*WHAT IS REQUIRED*
Scan the listing below for the word "estado" and copy every line that has it.

*INPUT MATERIAL*
===

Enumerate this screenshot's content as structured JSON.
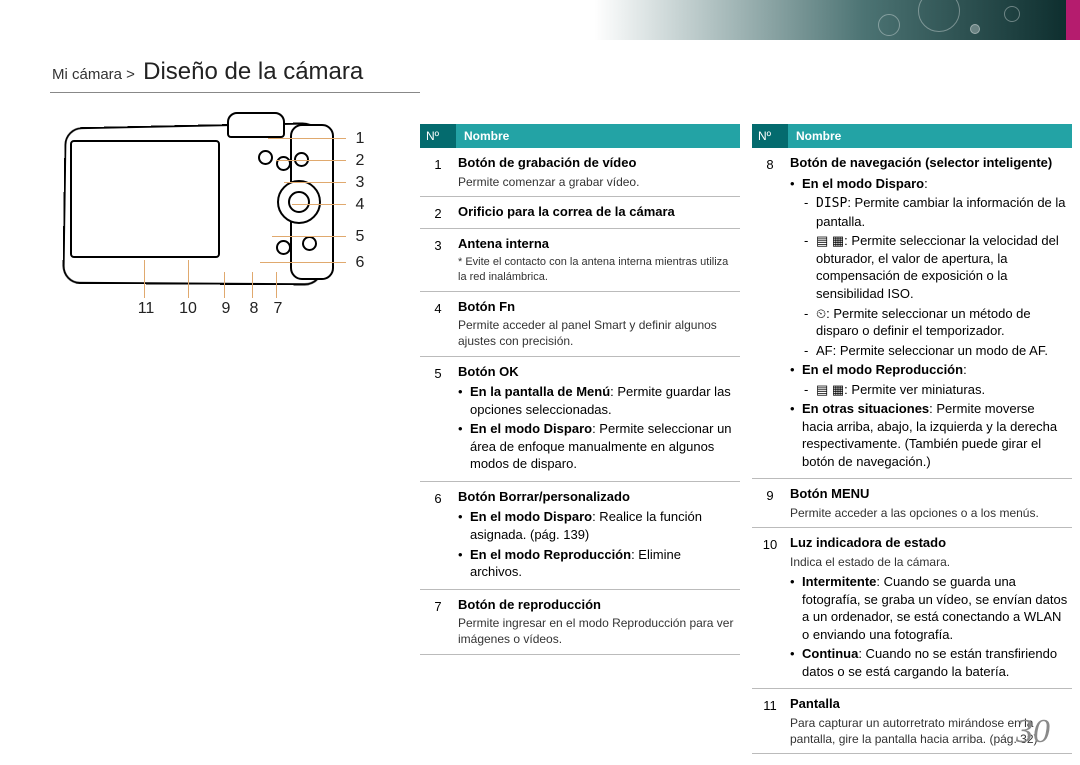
{
  "breadcrumb": {
    "section": "Mi cámara >",
    "title": "Diseño de la cámara"
  },
  "table_header": {
    "no": "Nº",
    "nombre": "Nombre"
  },
  "labels": [
    "1",
    "2",
    "3",
    "4",
    "5",
    "6",
    "7",
    "8",
    "9",
    "10",
    "11"
  ],
  "page_number": "30",
  "left": {
    "r1": {
      "n": "1",
      "title": "Botón de grabación de vídeo",
      "sub": "Permite comenzar a grabar vídeo."
    },
    "r2": {
      "n": "2",
      "title": "Orificio para la correa de la cámara"
    },
    "r3": {
      "n": "3",
      "title": "Antena interna",
      "note": "* Evite el contacto con la antena interna mientras utiliza la red inalámbrica."
    },
    "r4": {
      "n": "4",
      "title": "Botón Fn",
      "sub": "Permite acceder al panel Smart y definir algunos ajustes con precisión."
    },
    "r5": {
      "n": "5",
      "title": "Botón OK",
      "b1": "En la pantalla de Menú",
      "b1t": ": Permite guardar las opciones seleccionadas.",
      "b2": "En el modo Disparo",
      "b2t": ": Permite seleccionar un área de enfoque manualmente en algunos modos de disparo."
    },
    "r6": {
      "n": "6",
      "title": "Botón Borrar/personalizado",
      "b1": "En el modo Disparo",
      "b1t": ": Realice la función asignada. (pág. 139)",
      "b2": "En el modo Reproducción",
      "b2t": ": Elimine archivos."
    },
    "r7": {
      "n": "7",
      "title": "Botón de reproducción",
      "sub": "Permite ingresar en el modo Reproducción para ver imágenes o vídeos."
    }
  },
  "right": {
    "r8": {
      "n": "8",
      "title": "Botón de navegación (selector inteligente)",
      "m1": "En el modo Disparo",
      "d1a": "DISP",
      "d1b": ": Permite cambiar la información de la pantalla.",
      "d2": "▤ ▦: Permite seleccionar la velocidad del obturador, el valor de apertura, la compensación de exposición o la sensibilidad ISO.",
      "d3": "⏲: Permite seleccionar un método de disparo o definir el temporizador.",
      "d4": "AF: Permite seleccionar un modo de AF.",
      "m2": "En el modo Reproducción",
      "d5": "▤ ▦: Permite ver miniaturas.",
      "m3": "En otras situaciones",
      "m3t": ": Permite moverse hacia arriba, abajo, la izquierda y la derecha respectivamente. (También puede girar el botón de navegación.)"
    },
    "r9": {
      "n": "9",
      "title": "Botón MENU",
      "sub": "Permite acceder a las opciones o a los menús."
    },
    "r10": {
      "n": "10",
      "title": "Luz indicadora de estado",
      "sub": "Indica el estado de la cámara.",
      "b1": "Intermitente",
      "b1t": ": Cuando se guarda una fotografía, se graba un vídeo, se envían datos a un ordenador, se está conectando a WLAN o enviando una fotografía.",
      "b2": "Continua",
      "b2t": ": Cuando no se están transfiriendo datos o se está cargando la batería."
    },
    "r11": {
      "n": "11",
      "title": "Pantalla",
      "sub": "Para capturar un autorretrato mirándose en la pantalla, gire la pantalla hacia arriba. (pág. 32)"
    }
  }
}
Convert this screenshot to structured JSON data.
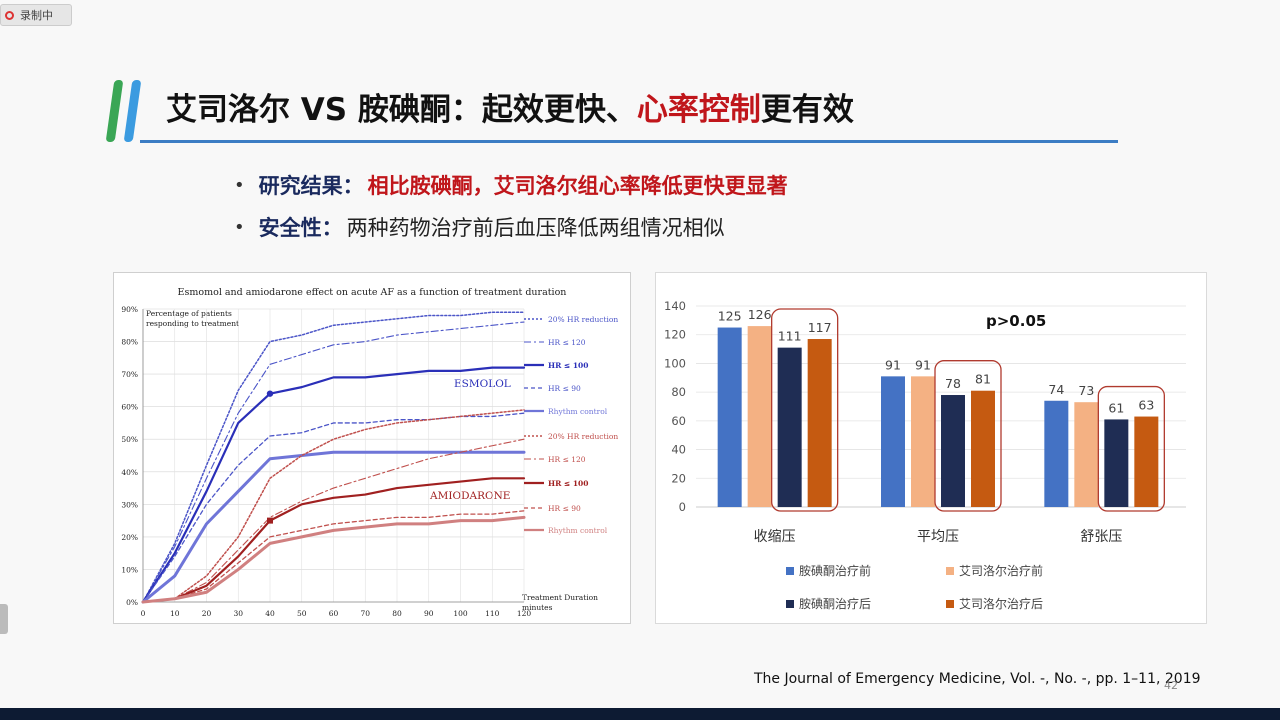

===

*RESULT OF THE TASK*
      "title": "Luz indicadora de estado",
      "sub": "Indica el estado de la cámara.",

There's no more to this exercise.